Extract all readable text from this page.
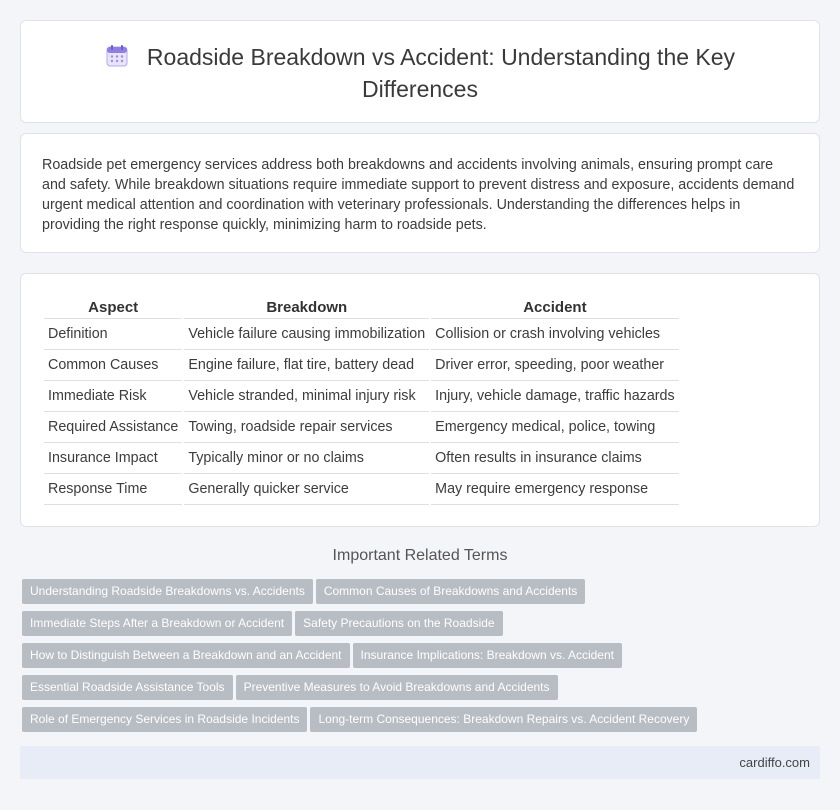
Roadside Breakdown vs Accident: Understanding the Key
Differences

Roadside pet emergency services address both breakdowns and accidents involving animals, ensuring prompt care and safety. While breakdown situations require immediate support to prevent distress and exposure, accidents demand urgent medical attention and coordination with veterinary professionals. Understanding the differences helps in providing the right response quickly, minimizing harm to roadside pets.

Aspect	Breakdown	Accident
Definition	Vehicle failure causing immobilization	Collision or crash involving vehicles
Common Causes	Engine failure, flat tire, battery dead	Driver error, speeding, poor weather
Immediate Risk	Vehicle stranded, minimal injury risk	Injury, vehicle damage, traffic hazards
Required Assistance	Towing, roadside repair services	Emergency medical, police, towing
Insurance Impact	Typically minor or no claims	Often results in insurance claims
Response Time	Generally quicker service	May require emergency response
Important Related Terms
Understanding Roadside Breakdowns vs. Accidents Common Causes of Breakdowns and Accidents
Immediate Steps After a Breakdown or Accident Safety Precautions on the Roadside
How to Distinguish Between a Breakdown and an Accident Insurance Implications: Breakdown vs. Accident
Essential Roadside Assistance Tools Preventive Measures to Avoid Breakdowns and Accidents
Role of Emergency Services in Roadside Incidents Long-term Consequences: Breakdown Repairs vs. Accident Recovery
cardiffo.com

____________

*EXERCISE DETAILS*: Transcribe all the records above word for word, without their images.

*CORRECT ANSWER*:
Extract all readable text from this page.
Roadside Breakdown vs Accident: Understanding the Key
Differences

Roadside pet emergency services address both breakdowns and accidents involving animals, ensuring prompt care and safety. While breakdown situations require immediate support to prevent distress and exposure, accidents demand urgent medical attention and coordination with veterinary professionals. Understanding the differences helps in providing the right response quickly, minimizing harm to roadside pets.

Aspect	Breakdown	Accident
Definition	Vehicle failure causing immobilization	Collision or crash involving vehicles
Common Causes	Engine failure, flat tire, battery dead	Driver error, speeding, poor weather
Immediate Risk	Vehicle stranded, minimal injury risk	Injury, vehicle damage, traffic hazards
Required Assistance	Towing, roadside repair services	Emergency medical, police, towing
Insurance Impact	Typically minor or no claims	Often results in insurance claims
Response Time	Generally quicker service	May require emergency response
Important Related Terms
Understanding Roadside Breakdowns vs. Accidents Common Causes of Breakdowns and Accidents
Immediate Steps After a Breakdown or Accident Safety Precautions on the Roadside
How to Distinguish Between a Breakdown and an Accident Insurance Implications: Breakdown vs. Accident
Essential Roadside Assistance Tools Preventive Measures to Avoid Breakdowns and Accidents
Role of Emergency Services in Roadside Incidents Long-term Consequences: Breakdown Repairs vs. Accident Recovery
cardiffo.com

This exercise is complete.